» Written problem:
Set the data down again, exactly as it reads, but without the pictures.

(Extracted data entries)

_ _ _ _

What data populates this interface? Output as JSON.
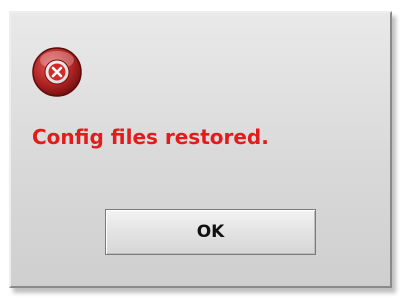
{
  "dialog": {
    "icon": "error-icon",
    "message": "Config files restored.",
    "ok_label": "OK"
  },
  "colors": {
    "message_text": "#e41b1b",
    "icon_ring": "#a61e1e",
    "dialog_background": "#dcdcdc"
  }
}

_ _ _ _

» The response:
What data populates this interface? Output as JSON.
{
  "dialog": {
    "icon": "error-icon",
    "message": "Config files restored.",
    "ok_label": "OK"
  },
  "colors": {
    "message_text": "#e41b1b",
    "icon_ring": "#a61e1e",
    "dialog_background": "#dcdcdc"
  }
}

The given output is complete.